## Stated exercise
Quote the listing below in full and exactly as written, but omit every picture.

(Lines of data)
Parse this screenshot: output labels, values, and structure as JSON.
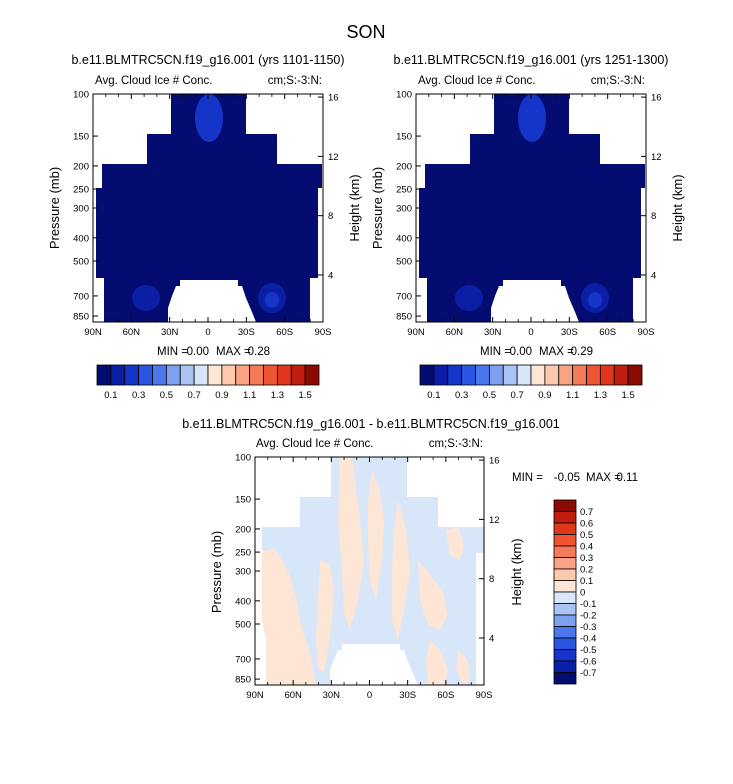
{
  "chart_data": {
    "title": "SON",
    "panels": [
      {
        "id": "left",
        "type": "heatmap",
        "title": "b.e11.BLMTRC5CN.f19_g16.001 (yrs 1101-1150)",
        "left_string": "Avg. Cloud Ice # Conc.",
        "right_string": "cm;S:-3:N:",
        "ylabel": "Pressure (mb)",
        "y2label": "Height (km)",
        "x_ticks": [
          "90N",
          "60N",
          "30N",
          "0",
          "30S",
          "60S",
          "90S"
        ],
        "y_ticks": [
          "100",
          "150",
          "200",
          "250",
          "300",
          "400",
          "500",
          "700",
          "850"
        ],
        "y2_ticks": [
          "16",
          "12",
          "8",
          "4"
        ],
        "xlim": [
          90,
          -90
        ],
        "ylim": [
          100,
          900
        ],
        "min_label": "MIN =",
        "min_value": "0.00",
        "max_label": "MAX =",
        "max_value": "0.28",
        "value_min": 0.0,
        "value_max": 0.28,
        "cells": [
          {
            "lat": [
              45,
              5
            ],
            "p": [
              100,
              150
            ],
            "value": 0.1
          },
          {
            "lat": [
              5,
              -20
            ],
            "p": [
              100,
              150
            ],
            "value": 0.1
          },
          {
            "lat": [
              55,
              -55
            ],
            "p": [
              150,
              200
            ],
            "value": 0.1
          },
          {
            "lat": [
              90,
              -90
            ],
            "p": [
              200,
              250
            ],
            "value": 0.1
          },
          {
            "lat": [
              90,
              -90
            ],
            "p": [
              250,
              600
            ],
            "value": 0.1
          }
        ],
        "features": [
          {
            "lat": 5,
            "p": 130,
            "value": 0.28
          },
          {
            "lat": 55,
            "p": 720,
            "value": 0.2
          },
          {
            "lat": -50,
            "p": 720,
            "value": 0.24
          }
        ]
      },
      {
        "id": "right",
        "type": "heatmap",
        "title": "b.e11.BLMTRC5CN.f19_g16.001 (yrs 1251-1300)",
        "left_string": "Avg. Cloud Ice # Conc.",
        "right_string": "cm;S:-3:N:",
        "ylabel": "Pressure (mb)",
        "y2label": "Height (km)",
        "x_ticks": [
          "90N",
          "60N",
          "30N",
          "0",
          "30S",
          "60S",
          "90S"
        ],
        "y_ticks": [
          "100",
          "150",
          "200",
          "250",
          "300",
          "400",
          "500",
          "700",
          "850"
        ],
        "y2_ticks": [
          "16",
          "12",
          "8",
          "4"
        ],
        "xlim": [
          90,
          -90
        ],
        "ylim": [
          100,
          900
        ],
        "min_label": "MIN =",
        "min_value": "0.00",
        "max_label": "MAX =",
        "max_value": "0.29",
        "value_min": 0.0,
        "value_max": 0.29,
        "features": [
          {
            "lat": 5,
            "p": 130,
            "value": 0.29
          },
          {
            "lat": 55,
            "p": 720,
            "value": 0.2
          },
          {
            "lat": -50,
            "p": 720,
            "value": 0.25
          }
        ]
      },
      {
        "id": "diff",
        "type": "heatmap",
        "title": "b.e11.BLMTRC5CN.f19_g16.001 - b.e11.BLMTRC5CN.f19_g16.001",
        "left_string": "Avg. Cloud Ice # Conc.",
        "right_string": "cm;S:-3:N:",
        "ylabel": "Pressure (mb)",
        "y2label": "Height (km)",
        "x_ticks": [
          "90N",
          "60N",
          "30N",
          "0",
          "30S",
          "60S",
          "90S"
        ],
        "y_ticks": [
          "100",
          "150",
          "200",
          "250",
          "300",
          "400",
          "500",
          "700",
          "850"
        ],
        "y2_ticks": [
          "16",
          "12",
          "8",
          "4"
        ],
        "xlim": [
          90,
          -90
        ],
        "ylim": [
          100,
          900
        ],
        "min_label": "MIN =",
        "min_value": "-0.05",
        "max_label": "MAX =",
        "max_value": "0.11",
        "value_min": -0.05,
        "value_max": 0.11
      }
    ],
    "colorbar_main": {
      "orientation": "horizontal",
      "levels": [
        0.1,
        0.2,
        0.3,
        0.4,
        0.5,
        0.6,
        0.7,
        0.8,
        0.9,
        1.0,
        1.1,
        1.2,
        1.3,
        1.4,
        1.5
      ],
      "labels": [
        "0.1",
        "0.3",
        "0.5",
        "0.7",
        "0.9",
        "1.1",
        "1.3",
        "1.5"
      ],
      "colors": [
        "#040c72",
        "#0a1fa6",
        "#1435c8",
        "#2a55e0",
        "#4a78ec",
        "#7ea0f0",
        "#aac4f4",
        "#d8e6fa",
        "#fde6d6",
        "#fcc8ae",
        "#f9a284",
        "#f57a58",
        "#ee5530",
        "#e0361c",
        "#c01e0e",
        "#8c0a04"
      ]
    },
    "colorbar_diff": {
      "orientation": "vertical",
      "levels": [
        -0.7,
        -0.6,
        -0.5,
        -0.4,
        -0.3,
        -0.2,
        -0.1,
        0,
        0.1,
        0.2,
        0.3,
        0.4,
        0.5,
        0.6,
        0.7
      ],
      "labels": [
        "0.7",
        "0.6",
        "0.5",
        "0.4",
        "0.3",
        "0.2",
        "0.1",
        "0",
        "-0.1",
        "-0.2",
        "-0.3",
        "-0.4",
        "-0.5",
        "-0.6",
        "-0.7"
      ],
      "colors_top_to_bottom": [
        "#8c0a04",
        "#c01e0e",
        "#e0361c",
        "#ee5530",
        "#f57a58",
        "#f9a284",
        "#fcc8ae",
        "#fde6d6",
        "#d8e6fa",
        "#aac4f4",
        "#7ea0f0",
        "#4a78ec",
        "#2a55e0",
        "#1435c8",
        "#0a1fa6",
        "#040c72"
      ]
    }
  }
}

## Final result
Parse this screenshot: output labels, values, and structure as JSON.
{
  "chart_data": {
    "title": "SON",
    "panels": [
      {
        "id": "left",
        "type": "heatmap",
        "title": "b.e11.BLMTRC5CN.f19_g16.001 (yrs 1101-1150)",
        "left_string": "Avg. Cloud Ice # Conc.",
        "right_string": "cm;S:-3:N:",
        "ylabel": "Pressure (mb)",
        "y2label": "Height (km)",
        "x_ticks": [
          "90N",
          "60N",
          "30N",
          "0",
          "30S",
          "60S",
          "90S"
        ],
        "y_ticks": [
          "100",
          "150",
          "200",
          "250",
          "300",
          "400",
          "500",
          "700",
          "850"
        ],
        "y2_ticks": [
          "16",
          "12",
          "8",
          "4"
        ],
        "xlim": [
          90,
          -90
        ],
        "ylim": [
          100,
          900
        ],
        "min_label": "MIN =",
        "min_value": "0.00",
        "max_label": "MAX =",
        "max_value": "0.28",
        "value_min": 0.0,
        "value_max": 0.28,
        "cells": [
          {
            "lat": [
              45,
              5
            ],
            "p": [
              100,
              150
            ],
            "value": 0.1
          },
          {
            "lat": [
              5,
              -20
            ],
            "p": [
              100,
              150
            ],
            "value": 0.1
          },
          {
            "lat": [
              55,
              -55
            ],
            "p": [
              150,
              200
            ],
            "value": 0.1
          },
          {
            "lat": [
              90,
              -90
            ],
            "p": [
              200,
              250
            ],
            "value": 0.1
          },
          {
            "lat": [
              90,
              -90
            ],
            "p": [
              250,
              600
            ],
            "value": 0.1
          }
        ],
        "features": [
          {
            "lat": 5,
            "p": 130,
            "value": 0.28
          },
          {
            "lat": 55,
            "p": 720,
            "value": 0.2
          },
          {
            "lat": -50,
            "p": 720,
            "value": 0.24
          }
        ]
      },
      {
        "id": "right",
        "type": "heatmap",
        "title": "b.e11.BLMTRC5CN.f19_g16.001 (yrs 1251-1300)",
        "left_string": "Avg. Cloud Ice # Conc.",
        "right_string": "cm;S:-3:N:",
        "ylabel": "Pressure (mb)",
        "y2label": "Height (km)",
        "x_ticks": [
          "90N",
          "60N",
          "30N",
          "0",
          "30S",
          "60S",
          "90S"
        ],
        "y_ticks": [
          "100",
          "150",
          "200",
          "250",
          "300",
          "400",
          "500",
          "700",
          "850"
        ],
        "y2_ticks": [
          "16",
          "12",
          "8",
          "4"
        ],
        "xlim": [
          90,
          -90
        ],
        "ylim": [
          100,
          900
        ],
        "min_label": "MIN =",
        "min_value": "0.00",
        "max_label": "MAX =",
        "max_value": "0.29",
        "value_min": 0.0,
        "value_max": 0.29,
        "features": [
          {
            "lat": 5,
            "p": 130,
            "value": 0.29
          },
          {
            "lat": 55,
            "p": 720,
            "value": 0.2
          },
          {
            "lat": -50,
            "p": 720,
            "value": 0.25
          }
        ]
      },
      {
        "id": "diff",
        "type": "heatmap",
        "title": "b.e11.BLMTRC5CN.f19_g16.001 - b.e11.BLMTRC5CN.f19_g16.001",
        "left_string": "Avg. Cloud Ice # Conc.",
        "right_string": "cm;S:-3:N:",
        "ylabel": "Pressure (mb)",
        "y2label": "Height (km)",
        "x_ticks": [
          "90N",
          "60N",
          "30N",
          "0",
          "30S",
          "60S",
          "90S"
        ],
        "y_ticks": [
          "100",
          "150",
          "200",
          "250",
          "300",
          "400",
          "500",
          "700",
          "850"
        ],
        "y2_ticks": [
          "16",
          "12",
          "8",
          "4"
        ],
        "xlim": [
          90,
          -90
        ],
        "ylim": [
          100,
          900
        ],
        "min_label": "MIN =",
        "min_value": "-0.05",
        "max_label": "MAX =",
        "max_value": "0.11",
        "value_min": -0.05,
        "value_max": 0.11
      }
    ],
    "colorbar_main": {
      "orientation": "horizontal",
      "levels": [
        0.1,
        0.2,
        0.3,
        0.4,
        0.5,
        0.6,
        0.7,
        0.8,
        0.9,
        1.0,
        1.1,
        1.2,
        1.3,
        1.4,
        1.5
      ],
      "labels": [
        "0.1",
        "0.3",
        "0.5",
        "0.7",
        "0.9",
        "1.1",
        "1.3",
        "1.5"
      ],
      "colors": [
        "#040c72",
        "#0a1fa6",
        "#1435c8",
        "#2a55e0",
        "#4a78ec",
        "#7ea0f0",
        "#aac4f4",
        "#d8e6fa",
        "#fde6d6",
        "#fcc8ae",
        "#f9a284",
        "#f57a58",
        "#ee5530",
        "#e0361c",
        "#c01e0e",
        "#8c0a04"
      ]
    },
    "colorbar_diff": {
      "orientation": "vertical",
      "levels": [
        -0.7,
        -0.6,
        -0.5,
        -0.4,
        -0.3,
        -0.2,
        -0.1,
        0,
        0.1,
        0.2,
        0.3,
        0.4,
        0.5,
        0.6,
        0.7
      ],
      "labels": [
        "0.7",
        "0.6",
        "0.5",
        "0.4",
        "0.3",
        "0.2",
        "0.1",
        "0",
        "-0.1",
        "-0.2",
        "-0.3",
        "-0.4",
        "-0.5",
        "-0.6",
        "-0.7"
      ],
      "colors_top_to_bottom": [
        "#8c0a04",
        "#c01e0e",
        "#e0361c",
        "#ee5530",
        "#f57a58",
        "#f9a284",
        "#fcc8ae",
        "#fde6d6",
        "#d8e6fa",
        "#aac4f4",
        "#7ea0f0",
        "#4a78ec",
        "#2a55e0",
        "#1435c8",
        "#0a1fa6",
        "#040c72"
      ]
    }
  }
}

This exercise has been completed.